[Chart and figure data]
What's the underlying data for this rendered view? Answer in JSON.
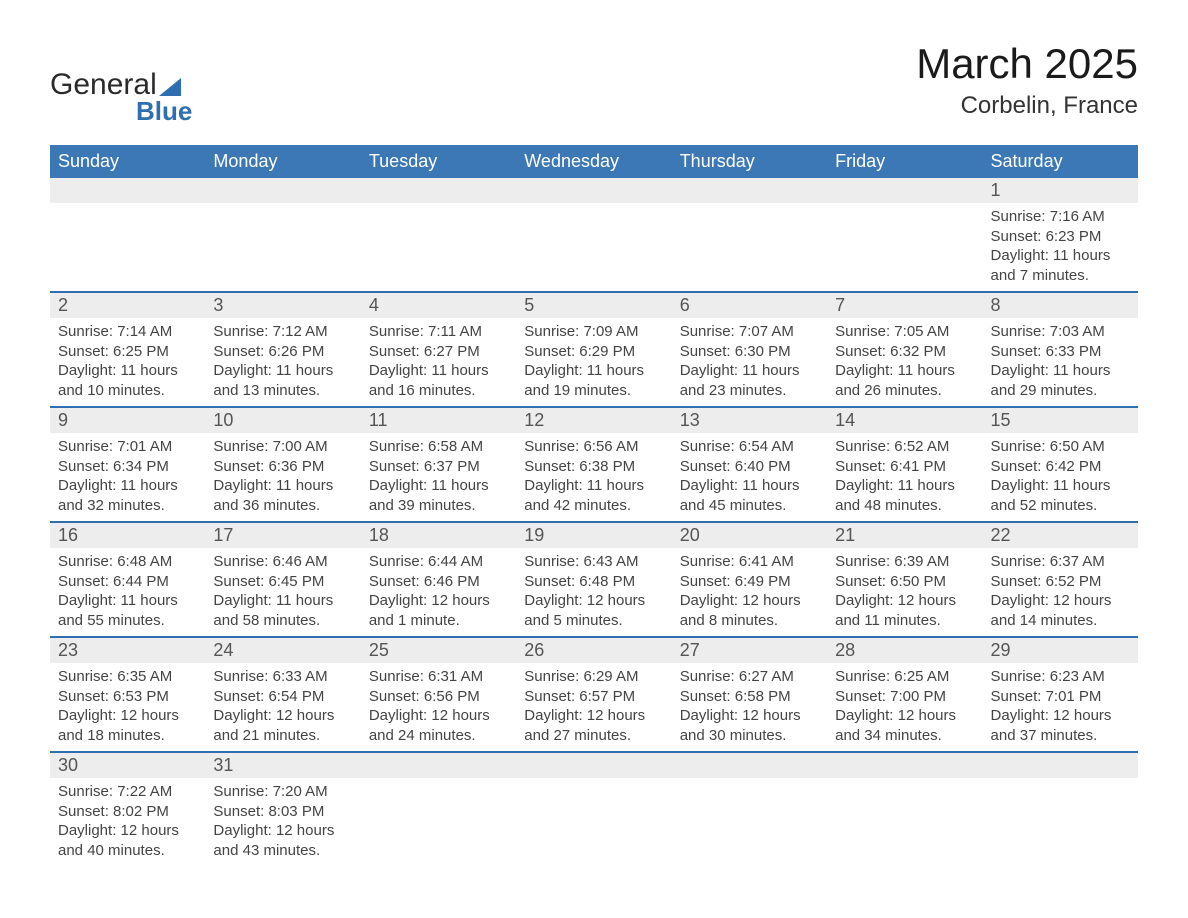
{
  "brand": {
    "word1": "General",
    "word2": "Blue"
  },
  "title": {
    "month": "March 2025",
    "location": "Corbelin, France"
  },
  "colors": {
    "header_bg": "#3b78b5",
    "header_text": "#ffffff",
    "row_divider": "#2f6fb0",
    "daynum_bg": "#ededed",
    "body_text": "#444444",
    "page_bg": "#ffffff",
    "logo_accent": "#2f6fb0"
  },
  "typography": {
    "title_fontsize_pt": 32,
    "location_fontsize_pt": 18,
    "dayheader_fontsize_pt": 14,
    "daynum_fontsize_pt": 14,
    "body_fontsize_pt": 11,
    "font_family": "Arial"
  },
  "day_headers": [
    "Sunday",
    "Monday",
    "Tuesday",
    "Wednesday",
    "Thursday",
    "Friday",
    "Saturday"
  ],
  "weeks": [
    [
      null,
      null,
      null,
      null,
      null,
      null,
      {
        "n": "1",
        "sr": "Sunrise: 7:16 AM",
        "ss": "Sunset: 6:23 PM",
        "dl": "Daylight: 11 hours and 7 minutes."
      }
    ],
    [
      {
        "n": "2",
        "sr": "Sunrise: 7:14 AM",
        "ss": "Sunset: 6:25 PM",
        "dl": "Daylight: 11 hours and 10 minutes."
      },
      {
        "n": "3",
        "sr": "Sunrise: 7:12 AM",
        "ss": "Sunset: 6:26 PM",
        "dl": "Daylight: 11 hours and 13 minutes."
      },
      {
        "n": "4",
        "sr": "Sunrise: 7:11 AM",
        "ss": "Sunset: 6:27 PM",
        "dl": "Daylight: 11 hours and 16 minutes."
      },
      {
        "n": "5",
        "sr": "Sunrise: 7:09 AM",
        "ss": "Sunset: 6:29 PM",
        "dl": "Daylight: 11 hours and 19 minutes."
      },
      {
        "n": "6",
        "sr": "Sunrise: 7:07 AM",
        "ss": "Sunset: 6:30 PM",
        "dl": "Daylight: 11 hours and 23 minutes."
      },
      {
        "n": "7",
        "sr": "Sunrise: 7:05 AM",
        "ss": "Sunset: 6:32 PM",
        "dl": "Daylight: 11 hours and 26 minutes."
      },
      {
        "n": "8",
        "sr": "Sunrise: 7:03 AM",
        "ss": "Sunset: 6:33 PM",
        "dl": "Daylight: 11 hours and 29 minutes."
      }
    ],
    [
      {
        "n": "9",
        "sr": "Sunrise: 7:01 AM",
        "ss": "Sunset: 6:34 PM",
        "dl": "Daylight: 11 hours and 32 minutes."
      },
      {
        "n": "10",
        "sr": "Sunrise: 7:00 AM",
        "ss": "Sunset: 6:36 PM",
        "dl": "Daylight: 11 hours and 36 minutes."
      },
      {
        "n": "11",
        "sr": "Sunrise: 6:58 AM",
        "ss": "Sunset: 6:37 PM",
        "dl": "Daylight: 11 hours and 39 minutes."
      },
      {
        "n": "12",
        "sr": "Sunrise: 6:56 AM",
        "ss": "Sunset: 6:38 PM",
        "dl": "Daylight: 11 hours and 42 minutes."
      },
      {
        "n": "13",
        "sr": "Sunrise: 6:54 AM",
        "ss": "Sunset: 6:40 PM",
        "dl": "Daylight: 11 hours and 45 minutes."
      },
      {
        "n": "14",
        "sr": "Sunrise: 6:52 AM",
        "ss": "Sunset: 6:41 PM",
        "dl": "Daylight: 11 hours and 48 minutes."
      },
      {
        "n": "15",
        "sr": "Sunrise: 6:50 AM",
        "ss": "Sunset: 6:42 PM",
        "dl": "Daylight: 11 hours and 52 minutes."
      }
    ],
    [
      {
        "n": "16",
        "sr": "Sunrise: 6:48 AM",
        "ss": "Sunset: 6:44 PM",
        "dl": "Daylight: 11 hours and 55 minutes."
      },
      {
        "n": "17",
        "sr": "Sunrise: 6:46 AM",
        "ss": "Sunset: 6:45 PM",
        "dl": "Daylight: 11 hours and 58 minutes."
      },
      {
        "n": "18",
        "sr": "Sunrise: 6:44 AM",
        "ss": "Sunset: 6:46 PM",
        "dl": "Daylight: 12 hours and 1 minute."
      },
      {
        "n": "19",
        "sr": "Sunrise: 6:43 AM",
        "ss": "Sunset: 6:48 PM",
        "dl": "Daylight: 12 hours and 5 minutes."
      },
      {
        "n": "20",
        "sr": "Sunrise: 6:41 AM",
        "ss": "Sunset: 6:49 PM",
        "dl": "Daylight: 12 hours and 8 minutes."
      },
      {
        "n": "21",
        "sr": "Sunrise: 6:39 AM",
        "ss": "Sunset: 6:50 PM",
        "dl": "Daylight: 12 hours and 11 minutes."
      },
      {
        "n": "22",
        "sr": "Sunrise: 6:37 AM",
        "ss": "Sunset: 6:52 PM",
        "dl": "Daylight: 12 hours and 14 minutes."
      }
    ],
    [
      {
        "n": "23",
        "sr": "Sunrise: 6:35 AM",
        "ss": "Sunset: 6:53 PM",
        "dl": "Daylight: 12 hours and 18 minutes."
      },
      {
        "n": "24",
        "sr": "Sunrise: 6:33 AM",
        "ss": "Sunset: 6:54 PM",
        "dl": "Daylight: 12 hours and 21 minutes."
      },
      {
        "n": "25",
        "sr": "Sunrise: 6:31 AM",
        "ss": "Sunset: 6:56 PM",
        "dl": "Daylight: 12 hours and 24 minutes."
      },
      {
        "n": "26",
        "sr": "Sunrise: 6:29 AM",
        "ss": "Sunset: 6:57 PM",
        "dl": "Daylight: 12 hours and 27 minutes."
      },
      {
        "n": "27",
        "sr": "Sunrise: 6:27 AM",
        "ss": "Sunset: 6:58 PM",
        "dl": "Daylight: 12 hours and 30 minutes."
      },
      {
        "n": "28",
        "sr": "Sunrise: 6:25 AM",
        "ss": "Sunset: 7:00 PM",
        "dl": "Daylight: 12 hours and 34 minutes."
      },
      {
        "n": "29",
        "sr": "Sunrise: 6:23 AM",
        "ss": "Sunset: 7:01 PM",
        "dl": "Daylight: 12 hours and 37 minutes."
      }
    ],
    [
      {
        "n": "30",
        "sr": "Sunrise: 7:22 AM",
        "ss": "Sunset: 8:02 PM",
        "dl": "Daylight: 12 hours and 40 minutes."
      },
      {
        "n": "31",
        "sr": "Sunrise: 7:20 AM",
        "ss": "Sunset: 8:03 PM",
        "dl": "Daylight: 12 hours and 43 minutes."
      },
      null,
      null,
      null,
      null,
      null
    ]
  ]
}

WRITTEN REQUEST: Leave the images out and output the remaining material exactly as it stands.

IN RESPONSE:
What's the underlying data for this rendered view? Answer in JSON.
{
  "brand": {
    "word1": "General",
    "word2": "Blue"
  },
  "title": {
    "month": "March 2025",
    "location": "Corbelin, France"
  },
  "colors": {
    "header_bg": "#3b78b5",
    "header_text": "#ffffff",
    "row_divider": "#2f6fb0",
    "daynum_bg": "#ededed",
    "body_text": "#444444",
    "page_bg": "#ffffff",
    "logo_accent": "#2f6fb0"
  },
  "typography": {
    "title_fontsize_pt": 32,
    "location_fontsize_pt": 18,
    "dayheader_fontsize_pt": 14,
    "daynum_fontsize_pt": 14,
    "body_fontsize_pt": 11,
    "font_family": "Arial"
  },
  "day_headers": [
    "Sunday",
    "Monday",
    "Tuesday",
    "Wednesday",
    "Thursday",
    "Friday",
    "Saturday"
  ],
  "weeks": [
    [
      null,
      null,
      null,
      null,
      null,
      null,
      {
        "n": "1",
        "sr": "Sunrise: 7:16 AM",
        "ss": "Sunset: 6:23 PM",
        "dl": "Daylight: 11 hours and 7 minutes."
      }
    ],
    [
      {
        "n": "2",
        "sr": "Sunrise: 7:14 AM",
        "ss": "Sunset: 6:25 PM",
        "dl": "Daylight: 11 hours and 10 minutes."
      },
      {
        "n": "3",
        "sr": "Sunrise: 7:12 AM",
        "ss": "Sunset: 6:26 PM",
        "dl": "Daylight: 11 hours and 13 minutes."
      },
      {
        "n": "4",
        "sr": "Sunrise: 7:11 AM",
        "ss": "Sunset: 6:27 PM",
        "dl": "Daylight: 11 hours and 16 minutes."
      },
      {
        "n": "5",
        "sr": "Sunrise: 7:09 AM",
        "ss": "Sunset: 6:29 PM",
        "dl": "Daylight: 11 hours and 19 minutes."
      },
      {
        "n": "6",
        "sr": "Sunrise: 7:07 AM",
        "ss": "Sunset: 6:30 PM",
        "dl": "Daylight: 11 hours and 23 minutes."
      },
      {
        "n": "7",
        "sr": "Sunrise: 7:05 AM",
        "ss": "Sunset: 6:32 PM",
        "dl": "Daylight: 11 hours and 26 minutes."
      },
      {
        "n": "8",
        "sr": "Sunrise: 7:03 AM",
        "ss": "Sunset: 6:33 PM",
        "dl": "Daylight: 11 hours and 29 minutes."
      }
    ],
    [
      {
        "n": "9",
        "sr": "Sunrise: 7:01 AM",
        "ss": "Sunset: 6:34 PM",
        "dl": "Daylight: 11 hours and 32 minutes."
      },
      {
        "n": "10",
        "sr": "Sunrise: 7:00 AM",
        "ss": "Sunset: 6:36 PM",
        "dl": "Daylight: 11 hours and 36 minutes."
      },
      {
        "n": "11",
        "sr": "Sunrise: 6:58 AM",
        "ss": "Sunset: 6:37 PM",
        "dl": "Daylight: 11 hours and 39 minutes."
      },
      {
        "n": "12",
        "sr": "Sunrise: 6:56 AM",
        "ss": "Sunset: 6:38 PM",
        "dl": "Daylight: 11 hours and 42 minutes."
      },
      {
        "n": "13",
        "sr": "Sunrise: 6:54 AM",
        "ss": "Sunset: 6:40 PM",
        "dl": "Daylight: 11 hours and 45 minutes."
      },
      {
        "n": "14",
        "sr": "Sunrise: 6:52 AM",
        "ss": "Sunset: 6:41 PM",
        "dl": "Daylight: 11 hours and 48 minutes."
      },
      {
        "n": "15",
        "sr": "Sunrise: 6:50 AM",
        "ss": "Sunset: 6:42 PM",
        "dl": "Daylight: 11 hours and 52 minutes."
      }
    ],
    [
      {
        "n": "16",
        "sr": "Sunrise: 6:48 AM",
        "ss": "Sunset: 6:44 PM",
        "dl": "Daylight: 11 hours and 55 minutes."
      },
      {
        "n": "17",
        "sr": "Sunrise: 6:46 AM",
        "ss": "Sunset: 6:45 PM",
        "dl": "Daylight: 11 hours and 58 minutes."
      },
      {
        "n": "18",
        "sr": "Sunrise: 6:44 AM",
        "ss": "Sunset: 6:46 PM",
        "dl": "Daylight: 12 hours and 1 minute."
      },
      {
        "n": "19",
        "sr": "Sunrise: 6:43 AM",
        "ss": "Sunset: 6:48 PM",
        "dl": "Daylight: 12 hours and 5 minutes."
      },
      {
        "n": "20",
        "sr": "Sunrise: 6:41 AM",
        "ss": "Sunset: 6:49 PM",
        "dl": "Daylight: 12 hours and 8 minutes."
      },
      {
        "n": "21",
        "sr": "Sunrise: 6:39 AM",
        "ss": "Sunset: 6:50 PM",
        "dl": "Daylight: 12 hours and 11 minutes."
      },
      {
        "n": "22",
        "sr": "Sunrise: 6:37 AM",
        "ss": "Sunset: 6:52 PM",
        "dl": "Daylight: 12 hours and 14 minutes."
      }
    ],
    [
      {
        "n": "23",
        "sr": "Sunrise: 6:35 AM",
        "ss": "Sunset: 6:53 PM",
        "dl": "Daylight: 12 hours and 18 minutes."
      },
      {
        "n": "24",
        "sr": "Sunrise: 6:33 AM",
        "ss": "Sunset: 6:54 PM",
        "dl": "Daylight: 12 hours and 21 minutes."
      },
      {
        "n": "25",
        "sr": "Sunrise: 6:31 AM",
        "ss": "Sunset: 6:56 PM",
        "dl": "Daylight: 12 hours and 24 minutes."
      },
      {
        "n": "26",
        "sr": "Sunrise: 6:29 AM",
        "ss": "Sunset: 6:57 PM",
        "dl": "Daylight: 12 hours and 27 minutes."
      },
      {
        "n": "27",
        "sr": "Sunrise: 6:27 AM",
        "ss": "Sunset: 6:58 PM",
        "dl": "Daylight: 12 hours and 30 minutes."
      },
      {
        "n": "28",
        "sr": "Sunrise: 6:25 AM",
        "ss": "Sunset: 7:00 PM",
        "dl": "Daylight: 12 hours and 34 minutes."
      },
      {
        "n": "29",
        "sr": "Sunrise: 6:23 AM",
        "ss": "Sunset: 7:01 PM",
        "dl": "Daylight: 12 hours and 37 minutes."
      }
    ],
    [
      {
        "n": "30",
        "sr": "Sunrise: 7:22 AM",
        "ss": "Sunset: 8:02 PM",
        "dl": "Daylight: 12 hours and 40 minutes."
      },
      {
        "n": "31",
        "sr": "Sunrise: 7:20 AM",
        "ss": "Sunset: 8:03 PM",
        "dl": "Daylight: 12 hours and 43 minutes."
      },
      null,
      null,
      null,
      null,
      null
    ]
  ]
}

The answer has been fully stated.